REQUEST:
Say how many lines in the data below contain the word "另一层含义是", and give no other text.
>> BEGIN DATA EXTRACT
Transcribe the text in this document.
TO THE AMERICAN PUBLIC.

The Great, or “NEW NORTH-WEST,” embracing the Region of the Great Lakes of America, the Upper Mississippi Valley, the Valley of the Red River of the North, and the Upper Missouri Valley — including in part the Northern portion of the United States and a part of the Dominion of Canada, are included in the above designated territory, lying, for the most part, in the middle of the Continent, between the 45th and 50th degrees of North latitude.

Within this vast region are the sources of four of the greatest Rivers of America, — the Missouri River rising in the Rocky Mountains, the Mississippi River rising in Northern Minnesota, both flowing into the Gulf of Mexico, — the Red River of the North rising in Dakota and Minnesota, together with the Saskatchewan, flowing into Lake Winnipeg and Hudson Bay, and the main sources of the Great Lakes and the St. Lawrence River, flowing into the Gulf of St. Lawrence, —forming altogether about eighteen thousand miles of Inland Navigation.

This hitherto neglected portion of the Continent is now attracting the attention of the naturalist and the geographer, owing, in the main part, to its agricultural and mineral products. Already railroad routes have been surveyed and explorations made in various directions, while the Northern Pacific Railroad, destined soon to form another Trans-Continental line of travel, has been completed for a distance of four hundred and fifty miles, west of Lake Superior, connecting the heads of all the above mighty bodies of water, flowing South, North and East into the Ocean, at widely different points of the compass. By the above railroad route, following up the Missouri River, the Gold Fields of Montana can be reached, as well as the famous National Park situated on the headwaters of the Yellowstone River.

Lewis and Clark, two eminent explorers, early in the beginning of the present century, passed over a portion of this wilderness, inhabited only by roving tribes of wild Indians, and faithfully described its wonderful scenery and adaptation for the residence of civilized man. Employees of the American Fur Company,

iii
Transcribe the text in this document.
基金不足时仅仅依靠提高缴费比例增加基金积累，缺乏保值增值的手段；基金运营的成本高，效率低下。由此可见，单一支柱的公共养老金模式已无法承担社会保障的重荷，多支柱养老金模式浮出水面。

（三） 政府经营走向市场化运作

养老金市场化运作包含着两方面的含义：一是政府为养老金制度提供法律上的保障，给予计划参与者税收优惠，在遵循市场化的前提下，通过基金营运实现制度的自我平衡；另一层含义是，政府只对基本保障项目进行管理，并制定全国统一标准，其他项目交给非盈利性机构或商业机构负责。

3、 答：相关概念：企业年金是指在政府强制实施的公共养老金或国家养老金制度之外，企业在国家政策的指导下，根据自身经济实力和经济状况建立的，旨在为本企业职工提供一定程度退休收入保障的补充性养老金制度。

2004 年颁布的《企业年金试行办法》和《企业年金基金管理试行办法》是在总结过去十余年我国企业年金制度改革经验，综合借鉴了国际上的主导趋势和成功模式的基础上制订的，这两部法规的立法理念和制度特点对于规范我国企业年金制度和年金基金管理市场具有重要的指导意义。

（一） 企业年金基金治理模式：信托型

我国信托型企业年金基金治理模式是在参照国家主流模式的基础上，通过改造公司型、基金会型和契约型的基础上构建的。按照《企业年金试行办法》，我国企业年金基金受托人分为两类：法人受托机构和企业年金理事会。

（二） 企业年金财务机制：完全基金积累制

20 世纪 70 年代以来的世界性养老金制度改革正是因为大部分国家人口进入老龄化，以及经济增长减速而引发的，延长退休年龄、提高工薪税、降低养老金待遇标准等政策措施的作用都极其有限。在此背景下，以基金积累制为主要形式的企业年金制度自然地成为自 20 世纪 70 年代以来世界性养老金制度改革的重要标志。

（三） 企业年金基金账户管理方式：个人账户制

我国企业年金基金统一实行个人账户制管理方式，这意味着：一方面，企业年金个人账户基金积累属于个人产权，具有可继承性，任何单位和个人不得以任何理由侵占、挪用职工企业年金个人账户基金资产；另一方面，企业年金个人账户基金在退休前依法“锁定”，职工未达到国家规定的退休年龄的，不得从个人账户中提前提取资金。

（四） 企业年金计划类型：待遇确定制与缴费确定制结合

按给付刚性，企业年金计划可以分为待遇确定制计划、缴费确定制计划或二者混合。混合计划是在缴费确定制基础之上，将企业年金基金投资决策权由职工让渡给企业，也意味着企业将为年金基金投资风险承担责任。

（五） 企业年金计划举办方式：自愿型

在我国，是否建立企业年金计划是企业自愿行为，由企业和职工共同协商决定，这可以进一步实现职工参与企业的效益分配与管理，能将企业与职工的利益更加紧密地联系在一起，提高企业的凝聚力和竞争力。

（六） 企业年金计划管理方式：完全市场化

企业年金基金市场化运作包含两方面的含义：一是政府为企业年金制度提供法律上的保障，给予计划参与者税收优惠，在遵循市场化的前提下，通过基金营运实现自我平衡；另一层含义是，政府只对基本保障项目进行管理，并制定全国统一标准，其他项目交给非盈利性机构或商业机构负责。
>> END DATA EXTRACT
ANSWER TO THIS EXERCISE:
2